Determine the count of lines holding the string "January". Return only the number.
"""
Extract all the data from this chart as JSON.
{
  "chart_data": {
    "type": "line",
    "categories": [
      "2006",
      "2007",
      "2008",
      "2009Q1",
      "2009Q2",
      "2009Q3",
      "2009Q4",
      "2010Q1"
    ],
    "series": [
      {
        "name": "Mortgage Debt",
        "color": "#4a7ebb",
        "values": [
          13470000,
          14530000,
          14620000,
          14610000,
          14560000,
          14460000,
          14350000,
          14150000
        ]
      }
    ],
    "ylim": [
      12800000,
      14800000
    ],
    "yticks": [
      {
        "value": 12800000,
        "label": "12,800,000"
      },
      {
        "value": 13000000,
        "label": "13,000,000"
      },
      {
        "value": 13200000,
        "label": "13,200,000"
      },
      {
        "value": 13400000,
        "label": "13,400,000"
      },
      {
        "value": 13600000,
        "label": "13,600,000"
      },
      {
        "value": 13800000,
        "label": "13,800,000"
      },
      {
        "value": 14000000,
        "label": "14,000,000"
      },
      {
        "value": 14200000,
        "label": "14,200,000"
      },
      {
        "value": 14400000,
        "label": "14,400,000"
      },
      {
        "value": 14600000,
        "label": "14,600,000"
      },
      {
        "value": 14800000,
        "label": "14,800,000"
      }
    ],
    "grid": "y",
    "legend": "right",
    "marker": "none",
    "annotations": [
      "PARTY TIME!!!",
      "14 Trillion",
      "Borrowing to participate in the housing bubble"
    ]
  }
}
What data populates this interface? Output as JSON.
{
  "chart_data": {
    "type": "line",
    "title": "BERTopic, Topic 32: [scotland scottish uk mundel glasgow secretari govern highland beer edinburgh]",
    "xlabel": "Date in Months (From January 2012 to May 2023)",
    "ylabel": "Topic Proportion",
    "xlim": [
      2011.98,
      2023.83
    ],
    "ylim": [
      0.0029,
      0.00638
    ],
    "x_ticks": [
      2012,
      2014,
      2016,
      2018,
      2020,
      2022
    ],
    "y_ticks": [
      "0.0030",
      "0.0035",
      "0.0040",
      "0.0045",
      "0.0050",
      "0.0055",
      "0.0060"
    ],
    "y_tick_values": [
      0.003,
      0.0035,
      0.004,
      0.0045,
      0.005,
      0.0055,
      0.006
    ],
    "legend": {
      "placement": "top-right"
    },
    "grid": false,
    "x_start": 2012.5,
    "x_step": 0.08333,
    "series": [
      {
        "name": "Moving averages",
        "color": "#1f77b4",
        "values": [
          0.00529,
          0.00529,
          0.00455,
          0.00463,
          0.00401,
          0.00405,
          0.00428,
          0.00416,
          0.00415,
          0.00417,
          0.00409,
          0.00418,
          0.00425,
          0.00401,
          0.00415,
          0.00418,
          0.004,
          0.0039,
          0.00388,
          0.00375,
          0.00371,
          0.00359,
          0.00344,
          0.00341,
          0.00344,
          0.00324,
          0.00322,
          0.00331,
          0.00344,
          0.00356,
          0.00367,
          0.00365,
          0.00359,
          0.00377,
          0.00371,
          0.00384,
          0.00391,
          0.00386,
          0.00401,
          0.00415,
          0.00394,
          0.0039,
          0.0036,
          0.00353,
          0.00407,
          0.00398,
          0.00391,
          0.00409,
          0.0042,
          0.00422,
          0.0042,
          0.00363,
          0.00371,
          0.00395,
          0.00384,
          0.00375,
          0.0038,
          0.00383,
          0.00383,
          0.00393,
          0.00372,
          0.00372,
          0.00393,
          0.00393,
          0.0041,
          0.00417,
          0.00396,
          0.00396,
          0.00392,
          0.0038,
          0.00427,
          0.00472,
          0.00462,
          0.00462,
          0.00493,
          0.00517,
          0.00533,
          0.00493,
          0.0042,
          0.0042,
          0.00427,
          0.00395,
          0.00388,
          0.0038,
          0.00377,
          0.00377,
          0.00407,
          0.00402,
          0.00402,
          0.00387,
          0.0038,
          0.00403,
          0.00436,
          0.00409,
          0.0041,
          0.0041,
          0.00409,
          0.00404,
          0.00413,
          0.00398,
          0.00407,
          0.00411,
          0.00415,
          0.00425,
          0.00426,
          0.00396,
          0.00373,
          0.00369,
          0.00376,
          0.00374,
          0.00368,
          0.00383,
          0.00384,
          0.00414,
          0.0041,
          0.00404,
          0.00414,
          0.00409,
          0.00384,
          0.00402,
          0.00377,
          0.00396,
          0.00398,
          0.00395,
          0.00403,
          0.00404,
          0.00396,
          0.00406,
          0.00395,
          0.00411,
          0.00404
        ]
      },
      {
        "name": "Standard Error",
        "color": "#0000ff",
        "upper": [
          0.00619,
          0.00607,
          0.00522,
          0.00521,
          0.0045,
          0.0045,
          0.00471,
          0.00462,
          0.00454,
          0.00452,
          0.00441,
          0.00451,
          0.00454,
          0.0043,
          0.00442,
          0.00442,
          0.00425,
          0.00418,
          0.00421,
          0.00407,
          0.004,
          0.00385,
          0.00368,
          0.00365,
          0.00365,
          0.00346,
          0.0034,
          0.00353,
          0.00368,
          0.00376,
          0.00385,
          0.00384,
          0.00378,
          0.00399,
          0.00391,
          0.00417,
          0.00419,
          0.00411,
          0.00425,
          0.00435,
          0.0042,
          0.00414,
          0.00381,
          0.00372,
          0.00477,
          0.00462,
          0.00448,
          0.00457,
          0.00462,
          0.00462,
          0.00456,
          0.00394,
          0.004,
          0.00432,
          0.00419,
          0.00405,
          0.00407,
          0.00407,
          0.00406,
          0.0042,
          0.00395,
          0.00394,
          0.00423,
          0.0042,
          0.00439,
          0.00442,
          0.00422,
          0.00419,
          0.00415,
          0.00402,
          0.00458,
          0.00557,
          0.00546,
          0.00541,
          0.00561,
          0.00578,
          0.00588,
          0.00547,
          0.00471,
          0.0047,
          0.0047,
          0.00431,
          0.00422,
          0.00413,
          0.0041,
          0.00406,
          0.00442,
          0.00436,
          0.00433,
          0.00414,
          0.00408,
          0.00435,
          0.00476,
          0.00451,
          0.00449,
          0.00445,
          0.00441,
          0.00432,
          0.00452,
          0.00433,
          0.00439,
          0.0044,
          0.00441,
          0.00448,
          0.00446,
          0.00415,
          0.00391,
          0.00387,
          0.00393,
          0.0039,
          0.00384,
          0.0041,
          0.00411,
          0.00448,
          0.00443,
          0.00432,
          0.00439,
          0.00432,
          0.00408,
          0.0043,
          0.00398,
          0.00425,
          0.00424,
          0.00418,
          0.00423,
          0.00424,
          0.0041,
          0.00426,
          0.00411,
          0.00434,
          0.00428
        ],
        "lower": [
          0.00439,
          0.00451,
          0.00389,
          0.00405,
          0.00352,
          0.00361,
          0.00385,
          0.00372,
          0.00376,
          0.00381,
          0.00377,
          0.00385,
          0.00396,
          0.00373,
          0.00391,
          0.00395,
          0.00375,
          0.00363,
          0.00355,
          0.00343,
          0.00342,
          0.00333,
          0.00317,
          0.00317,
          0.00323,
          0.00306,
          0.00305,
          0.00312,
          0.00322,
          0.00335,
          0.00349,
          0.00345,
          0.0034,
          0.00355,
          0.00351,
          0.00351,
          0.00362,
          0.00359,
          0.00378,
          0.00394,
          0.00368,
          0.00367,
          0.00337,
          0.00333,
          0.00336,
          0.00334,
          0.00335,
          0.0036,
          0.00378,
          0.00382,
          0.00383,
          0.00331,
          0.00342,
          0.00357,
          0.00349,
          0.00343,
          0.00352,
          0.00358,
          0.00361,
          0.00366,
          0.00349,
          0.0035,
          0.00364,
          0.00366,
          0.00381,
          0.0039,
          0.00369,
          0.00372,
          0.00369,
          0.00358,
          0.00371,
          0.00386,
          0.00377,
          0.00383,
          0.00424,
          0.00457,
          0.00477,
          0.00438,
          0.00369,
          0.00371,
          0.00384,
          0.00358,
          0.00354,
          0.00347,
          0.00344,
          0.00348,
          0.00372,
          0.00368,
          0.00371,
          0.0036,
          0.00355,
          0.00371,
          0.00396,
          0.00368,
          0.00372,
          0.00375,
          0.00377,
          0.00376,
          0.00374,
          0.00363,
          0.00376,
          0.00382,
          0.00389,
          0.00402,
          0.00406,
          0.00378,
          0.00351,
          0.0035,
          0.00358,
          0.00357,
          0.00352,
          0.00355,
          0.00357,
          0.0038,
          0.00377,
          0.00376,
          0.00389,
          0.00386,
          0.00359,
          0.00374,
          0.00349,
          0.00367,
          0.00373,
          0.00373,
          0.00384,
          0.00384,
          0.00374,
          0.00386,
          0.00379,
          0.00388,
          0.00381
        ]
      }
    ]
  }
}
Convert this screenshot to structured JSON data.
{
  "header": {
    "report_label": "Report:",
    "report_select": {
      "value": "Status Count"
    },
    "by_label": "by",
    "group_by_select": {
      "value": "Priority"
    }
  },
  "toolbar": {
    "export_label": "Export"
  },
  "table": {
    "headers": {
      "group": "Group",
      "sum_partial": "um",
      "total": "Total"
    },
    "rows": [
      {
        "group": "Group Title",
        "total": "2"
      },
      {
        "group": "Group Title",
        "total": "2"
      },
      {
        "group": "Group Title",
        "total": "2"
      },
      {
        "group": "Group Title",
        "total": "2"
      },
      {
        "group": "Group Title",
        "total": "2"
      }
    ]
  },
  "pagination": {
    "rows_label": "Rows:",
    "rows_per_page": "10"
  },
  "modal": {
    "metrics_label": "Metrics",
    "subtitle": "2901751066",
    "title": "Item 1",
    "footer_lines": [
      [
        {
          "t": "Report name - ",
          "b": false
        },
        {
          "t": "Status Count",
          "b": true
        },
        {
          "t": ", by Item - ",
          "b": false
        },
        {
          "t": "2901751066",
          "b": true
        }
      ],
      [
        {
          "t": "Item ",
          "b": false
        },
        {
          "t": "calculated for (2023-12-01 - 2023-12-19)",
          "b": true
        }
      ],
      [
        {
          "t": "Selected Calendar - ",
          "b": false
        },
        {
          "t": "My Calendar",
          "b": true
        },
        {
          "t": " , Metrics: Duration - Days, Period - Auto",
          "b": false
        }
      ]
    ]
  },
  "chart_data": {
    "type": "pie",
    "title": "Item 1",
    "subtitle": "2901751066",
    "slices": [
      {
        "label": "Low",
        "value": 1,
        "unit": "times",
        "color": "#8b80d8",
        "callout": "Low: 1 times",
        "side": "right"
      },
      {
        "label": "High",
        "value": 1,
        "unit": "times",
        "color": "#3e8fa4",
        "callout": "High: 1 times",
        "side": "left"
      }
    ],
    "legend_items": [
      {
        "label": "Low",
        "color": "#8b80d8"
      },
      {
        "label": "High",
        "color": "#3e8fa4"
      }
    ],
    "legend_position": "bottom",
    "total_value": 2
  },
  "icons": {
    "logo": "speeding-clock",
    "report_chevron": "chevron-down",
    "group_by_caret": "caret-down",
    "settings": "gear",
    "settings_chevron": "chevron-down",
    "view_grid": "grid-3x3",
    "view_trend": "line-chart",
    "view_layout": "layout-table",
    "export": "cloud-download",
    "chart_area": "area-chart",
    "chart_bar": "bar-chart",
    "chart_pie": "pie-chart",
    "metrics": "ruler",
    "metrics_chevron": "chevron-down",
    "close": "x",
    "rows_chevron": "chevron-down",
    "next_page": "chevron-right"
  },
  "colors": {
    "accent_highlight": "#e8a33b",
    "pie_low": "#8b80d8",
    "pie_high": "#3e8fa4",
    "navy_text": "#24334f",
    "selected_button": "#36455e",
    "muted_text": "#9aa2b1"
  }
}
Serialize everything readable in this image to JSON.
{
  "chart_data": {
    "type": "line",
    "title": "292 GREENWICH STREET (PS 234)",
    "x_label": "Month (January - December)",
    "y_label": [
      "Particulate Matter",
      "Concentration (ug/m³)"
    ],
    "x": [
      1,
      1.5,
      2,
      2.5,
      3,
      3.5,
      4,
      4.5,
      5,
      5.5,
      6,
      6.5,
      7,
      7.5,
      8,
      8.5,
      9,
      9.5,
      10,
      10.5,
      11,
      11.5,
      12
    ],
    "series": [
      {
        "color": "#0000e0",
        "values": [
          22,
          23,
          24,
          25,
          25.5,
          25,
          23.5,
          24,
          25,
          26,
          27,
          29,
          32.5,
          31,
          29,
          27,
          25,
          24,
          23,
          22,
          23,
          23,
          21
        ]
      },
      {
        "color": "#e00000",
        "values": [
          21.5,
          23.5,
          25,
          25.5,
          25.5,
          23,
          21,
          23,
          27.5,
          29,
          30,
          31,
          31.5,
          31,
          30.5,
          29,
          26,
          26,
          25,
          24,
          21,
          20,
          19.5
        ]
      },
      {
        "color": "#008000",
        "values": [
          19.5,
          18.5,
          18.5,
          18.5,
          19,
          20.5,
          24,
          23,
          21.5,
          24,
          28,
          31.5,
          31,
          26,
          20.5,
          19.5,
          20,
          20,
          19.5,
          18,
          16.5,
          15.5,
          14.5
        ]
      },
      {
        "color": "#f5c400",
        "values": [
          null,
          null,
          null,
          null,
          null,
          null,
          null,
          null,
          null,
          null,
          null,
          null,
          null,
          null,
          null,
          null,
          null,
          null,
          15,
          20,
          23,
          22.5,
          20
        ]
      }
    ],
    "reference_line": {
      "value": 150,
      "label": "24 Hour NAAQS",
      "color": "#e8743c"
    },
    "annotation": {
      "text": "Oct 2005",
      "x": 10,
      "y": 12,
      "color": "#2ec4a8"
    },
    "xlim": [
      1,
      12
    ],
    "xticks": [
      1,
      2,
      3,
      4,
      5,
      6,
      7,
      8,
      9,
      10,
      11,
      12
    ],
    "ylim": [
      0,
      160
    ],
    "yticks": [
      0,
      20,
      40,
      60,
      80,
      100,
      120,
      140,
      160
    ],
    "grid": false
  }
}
"""
◆ RESULT OF THIS EXERCISE
2